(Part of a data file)

|---|

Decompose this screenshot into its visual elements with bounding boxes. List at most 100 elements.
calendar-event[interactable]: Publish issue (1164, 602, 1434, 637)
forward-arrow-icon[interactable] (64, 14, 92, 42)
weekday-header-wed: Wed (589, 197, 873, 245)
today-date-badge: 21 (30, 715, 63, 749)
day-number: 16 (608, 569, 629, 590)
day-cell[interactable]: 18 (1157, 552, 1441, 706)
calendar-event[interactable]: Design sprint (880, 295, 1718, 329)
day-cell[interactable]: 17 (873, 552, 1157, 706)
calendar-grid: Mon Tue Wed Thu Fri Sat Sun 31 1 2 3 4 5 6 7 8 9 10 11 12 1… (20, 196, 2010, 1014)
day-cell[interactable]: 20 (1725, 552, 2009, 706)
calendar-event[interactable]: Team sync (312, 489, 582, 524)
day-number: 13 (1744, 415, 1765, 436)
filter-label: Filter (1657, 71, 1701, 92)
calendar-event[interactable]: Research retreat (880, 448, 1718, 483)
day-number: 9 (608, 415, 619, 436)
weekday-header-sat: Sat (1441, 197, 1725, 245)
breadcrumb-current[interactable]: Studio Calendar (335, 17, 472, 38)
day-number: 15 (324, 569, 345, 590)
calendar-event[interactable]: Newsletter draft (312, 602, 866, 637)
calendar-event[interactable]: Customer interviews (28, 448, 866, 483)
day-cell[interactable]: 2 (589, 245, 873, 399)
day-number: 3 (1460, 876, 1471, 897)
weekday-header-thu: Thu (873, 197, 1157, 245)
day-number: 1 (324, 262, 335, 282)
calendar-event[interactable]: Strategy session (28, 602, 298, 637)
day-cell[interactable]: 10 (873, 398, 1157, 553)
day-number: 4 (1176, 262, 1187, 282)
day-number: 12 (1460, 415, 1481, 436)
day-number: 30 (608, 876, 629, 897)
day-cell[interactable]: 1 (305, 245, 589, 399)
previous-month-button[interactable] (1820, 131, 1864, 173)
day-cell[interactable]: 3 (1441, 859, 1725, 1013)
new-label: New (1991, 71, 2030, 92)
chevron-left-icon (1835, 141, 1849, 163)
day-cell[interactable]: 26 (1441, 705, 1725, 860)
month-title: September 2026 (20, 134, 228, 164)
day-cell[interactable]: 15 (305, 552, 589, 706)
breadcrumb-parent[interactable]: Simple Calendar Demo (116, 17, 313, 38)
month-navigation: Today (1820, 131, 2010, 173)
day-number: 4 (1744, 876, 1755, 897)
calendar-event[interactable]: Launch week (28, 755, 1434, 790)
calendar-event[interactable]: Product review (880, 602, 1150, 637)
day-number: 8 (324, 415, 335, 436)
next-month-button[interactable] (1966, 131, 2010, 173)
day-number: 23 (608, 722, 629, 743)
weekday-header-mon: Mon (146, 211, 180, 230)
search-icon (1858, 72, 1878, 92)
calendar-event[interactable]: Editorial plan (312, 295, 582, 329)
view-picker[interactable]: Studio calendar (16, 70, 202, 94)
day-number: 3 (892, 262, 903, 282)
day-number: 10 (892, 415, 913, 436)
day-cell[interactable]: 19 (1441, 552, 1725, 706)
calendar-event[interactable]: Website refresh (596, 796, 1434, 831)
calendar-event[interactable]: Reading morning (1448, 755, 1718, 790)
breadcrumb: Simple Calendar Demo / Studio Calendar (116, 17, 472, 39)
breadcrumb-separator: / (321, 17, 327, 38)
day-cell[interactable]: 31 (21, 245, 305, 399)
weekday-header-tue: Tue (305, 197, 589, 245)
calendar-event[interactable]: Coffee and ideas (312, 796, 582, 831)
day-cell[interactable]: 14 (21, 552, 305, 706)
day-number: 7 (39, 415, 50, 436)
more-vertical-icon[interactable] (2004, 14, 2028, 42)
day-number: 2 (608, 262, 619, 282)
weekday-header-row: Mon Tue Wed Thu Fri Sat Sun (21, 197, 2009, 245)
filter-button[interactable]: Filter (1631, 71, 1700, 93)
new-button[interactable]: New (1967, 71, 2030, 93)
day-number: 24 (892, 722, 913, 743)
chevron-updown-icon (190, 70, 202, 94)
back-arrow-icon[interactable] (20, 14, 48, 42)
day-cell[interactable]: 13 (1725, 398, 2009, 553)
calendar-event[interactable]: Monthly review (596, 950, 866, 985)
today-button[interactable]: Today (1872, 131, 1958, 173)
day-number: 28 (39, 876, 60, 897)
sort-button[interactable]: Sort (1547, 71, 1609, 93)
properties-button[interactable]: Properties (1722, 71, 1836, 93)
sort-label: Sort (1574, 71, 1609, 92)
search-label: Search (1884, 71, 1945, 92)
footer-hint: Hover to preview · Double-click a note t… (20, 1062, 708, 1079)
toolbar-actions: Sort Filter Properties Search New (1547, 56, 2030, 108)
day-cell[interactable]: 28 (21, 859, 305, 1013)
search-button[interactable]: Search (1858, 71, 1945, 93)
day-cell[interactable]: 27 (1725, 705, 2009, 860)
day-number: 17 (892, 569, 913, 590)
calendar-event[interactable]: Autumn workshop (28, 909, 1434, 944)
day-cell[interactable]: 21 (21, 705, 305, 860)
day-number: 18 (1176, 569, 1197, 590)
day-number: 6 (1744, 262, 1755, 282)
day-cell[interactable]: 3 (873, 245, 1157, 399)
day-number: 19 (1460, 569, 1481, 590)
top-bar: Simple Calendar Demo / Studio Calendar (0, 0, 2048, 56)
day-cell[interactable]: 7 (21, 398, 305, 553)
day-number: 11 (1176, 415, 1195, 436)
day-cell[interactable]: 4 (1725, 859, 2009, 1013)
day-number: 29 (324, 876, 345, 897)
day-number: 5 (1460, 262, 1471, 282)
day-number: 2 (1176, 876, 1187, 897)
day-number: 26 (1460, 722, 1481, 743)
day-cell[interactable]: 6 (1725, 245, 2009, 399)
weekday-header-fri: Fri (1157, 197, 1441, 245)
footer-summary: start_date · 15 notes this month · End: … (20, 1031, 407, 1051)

|---|

#### [TASK OBJECTIVE]
Starting from the first line of the material and ending with the line containing "day-number: 16 (608, 569, 629, 590)", write those lines out again, switching "Publish issue" to "Review issue" and leaving everything else the same.

#### [FULL RESPONSE]
Decompose this screenshot into its visual elements with bounding boxes. List at most 100 elements.
calendar-event[interactable]: Review issue (1164, 602, 1434, 637)
forward-arrow-icon[interactable] (64, 14, 92, 42)
weekday-header-wed: Wed (589, 197, 873, 245)
today-date-badge: 21 (30, 715, 63, 749)
day-number: 16 (608, 569, 629, 590)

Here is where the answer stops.